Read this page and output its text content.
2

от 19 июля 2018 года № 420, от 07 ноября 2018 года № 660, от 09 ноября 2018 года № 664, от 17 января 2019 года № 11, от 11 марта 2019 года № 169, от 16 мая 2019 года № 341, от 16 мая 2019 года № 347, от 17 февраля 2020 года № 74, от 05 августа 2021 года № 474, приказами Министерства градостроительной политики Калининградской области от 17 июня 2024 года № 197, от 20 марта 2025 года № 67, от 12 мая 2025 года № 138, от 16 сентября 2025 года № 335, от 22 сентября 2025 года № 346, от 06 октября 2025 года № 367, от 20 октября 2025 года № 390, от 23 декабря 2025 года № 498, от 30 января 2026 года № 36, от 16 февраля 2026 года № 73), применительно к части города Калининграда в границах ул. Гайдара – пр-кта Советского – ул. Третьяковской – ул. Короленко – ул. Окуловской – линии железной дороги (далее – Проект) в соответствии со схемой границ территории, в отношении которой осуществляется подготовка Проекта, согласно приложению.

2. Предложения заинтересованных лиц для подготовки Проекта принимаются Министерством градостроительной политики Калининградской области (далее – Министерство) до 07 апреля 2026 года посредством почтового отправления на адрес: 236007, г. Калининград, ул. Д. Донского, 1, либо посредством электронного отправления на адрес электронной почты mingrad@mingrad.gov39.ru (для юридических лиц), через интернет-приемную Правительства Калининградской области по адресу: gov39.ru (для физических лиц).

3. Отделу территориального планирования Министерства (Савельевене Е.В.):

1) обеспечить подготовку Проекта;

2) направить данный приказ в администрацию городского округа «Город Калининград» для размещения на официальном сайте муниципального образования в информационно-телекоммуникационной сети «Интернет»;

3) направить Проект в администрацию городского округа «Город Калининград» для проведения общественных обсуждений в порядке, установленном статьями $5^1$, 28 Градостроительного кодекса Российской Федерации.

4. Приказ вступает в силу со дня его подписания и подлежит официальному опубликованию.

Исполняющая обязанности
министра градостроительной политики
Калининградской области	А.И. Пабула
::::
* Stated goal: In the entries above, find every line holding the word "округа" and copy it out.

* Task output:
2) направить данный приказ в администрацию городского округа «Город Калининград» для размещения на официальном сайте муниципального образования в информационно-телекоммуникационной сети «Интернет»;
3) направить Проект в администрацию городского округа «Город Калининград» для проведения общественных обсуждений в порядке, установленном статьями $5^1$, 28 Градостроительного кодекса Российской Федерации.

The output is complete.